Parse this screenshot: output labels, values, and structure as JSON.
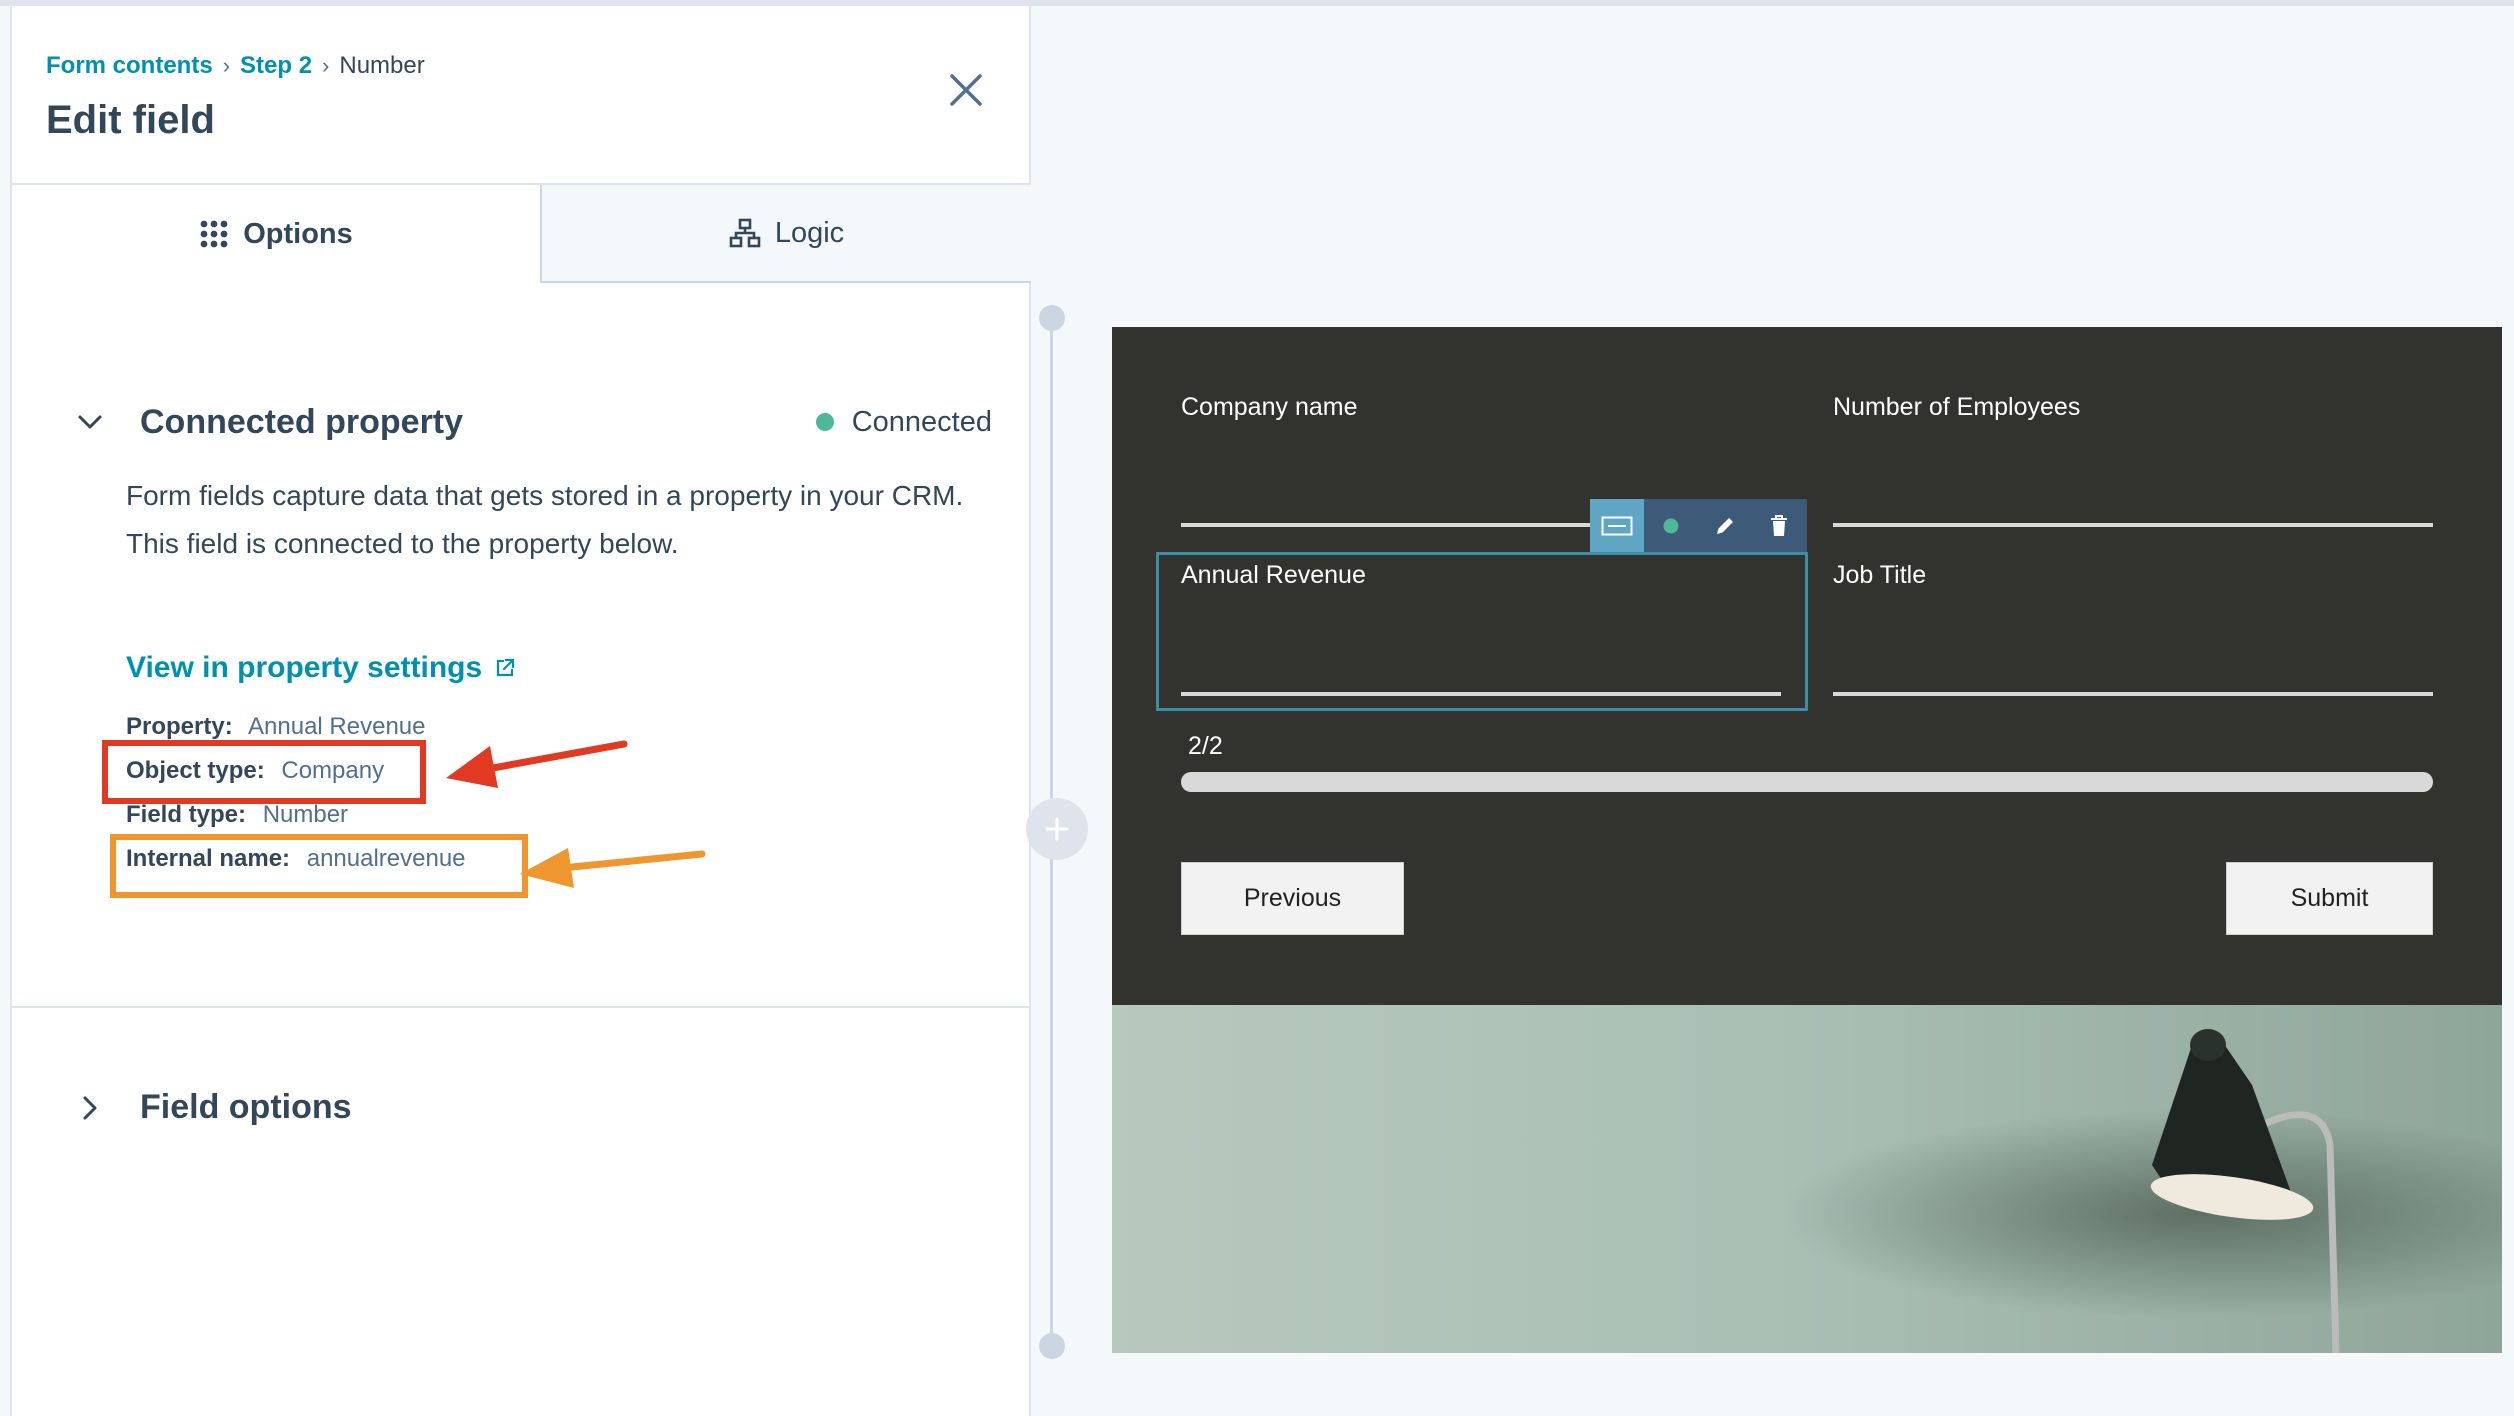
{
  "breadcrumb": {
    "items": [
      "Form contents",
      "Step 2"
    ],
    "current": "Number"
  },
  "panel": {
    "title": "Edit field"
  },
  "tabs": {
    "options": "Options",
    "logic": "Logic"
  },
  "connected_property": {
    "title": "Connected property",
    "status": "Connected",
    "description_1": "Form fields capture data that gets stored in a property in your CRM.",
    "description_2": "This field is connected to the property below.",
    "link": "View in property settings",
    "details": {
      "property_label": "Property:",
      "property_value": "Annual Revenue",
      "object_type_label": "Object type:",
      "object_type_value": "Company",
      "field_type_label": "Field type:",
      "field_type_value": "Number",
      "internal_name_label": "Internal name:",
      "internal_name_value": "annualrevenue"
    }
  },
  "field_options": {
    "title": "Field options"
  },
  "form_preview": {
    "fields": [
      "Company name",
      "Number of Employees",
      "Annual Revenue",
      "Job Title"
    ],
    "progress_text": "2/2",
    "progress": 1.0,
    "previous_label": "Previous",
    "submit_label": "Submit"
  },
  "colors": {
    "accent": "#0091ae",
    "connected": "#4fb89a",
    "highlight_red": "#e03a23",
    "highlight_orange": "#f0962e",
    "form_bg": "#32332e"
  },
  "icons": [
    "close-icon",
    "grid-dots-icon",
    "logic-branch-icon",
    "chevron-down-icon",
    "external-link-icon",
    "chevron-right-icon",
    "keyboard-icon",
    "dot-icon",
    "pencil-icon",
    "trash-icon",
    "plus-icon"
  ]
}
------------------------------------------------------------------------
REQUIRED WORK: Output all of the records exactly as they appear above, but not the pictures.

ANSWER TO THIS TASK:
Parse this screenshot: output labels, values, and structure as JSON.
{
  "breadcrumb": {
    "items": [
      "Form contents",
      "Step 2"
    ],
    "current": "Number"
  },
  "panel": {
    "title": "Edit field"
  },
  "tabs": {
    "options": "Options",
    "logic": "Logic"
  },
  "connected_property": {
    "title": "Connected property",
    "status": "Connected",
    "description_1": "Form fields capture data that gets stored in a property in your CRM.",
    "description_2": "This field is connected to the property below.",
    "link": "View in property settings",
    "details": {
      "property_label": "Property:",
      "property_value": "Annual Revenue",
      "object_type_label": "Object type:",
      "object_type_value": "Company",
      "field_type_label": "Field type:",
      "field_type_value": "Number",
      "internal_name_label": "Internal name:",
      "internal_name_value": "annualrevenue"
    }
  },
  "field_options": {
    "title": "Field options"
  },
  "form_preview": {
    "fields": [
      "Company name",
      "Number of Employees",
      "Annual Revenue",
      "Job Title"
    ],
    "progress_text": "2/2",
    "progress": 1.0,
    "previous_label": "Previous",
    "submit_label": "Submit"
  },
  "colors": {
    "accent": "#0091ae",
    "connected": "#4fb89a",
    "highlight_red": "#e03a23",
    "highlight_orange": "#f0962e",
    "form_bg": "#32332e"
  },
  "icons": [
    "close-icon",
    "grid-dots-icon",
    "logic-branch-icon",
    "chevron-down-icon",
    "external-link-icon",
    "chevron-right-icon",
    "keyboard-icon",
    "dot-icon",
    "pencil-icon",
    "trash-icon",
    "plus-icon"
  ]
}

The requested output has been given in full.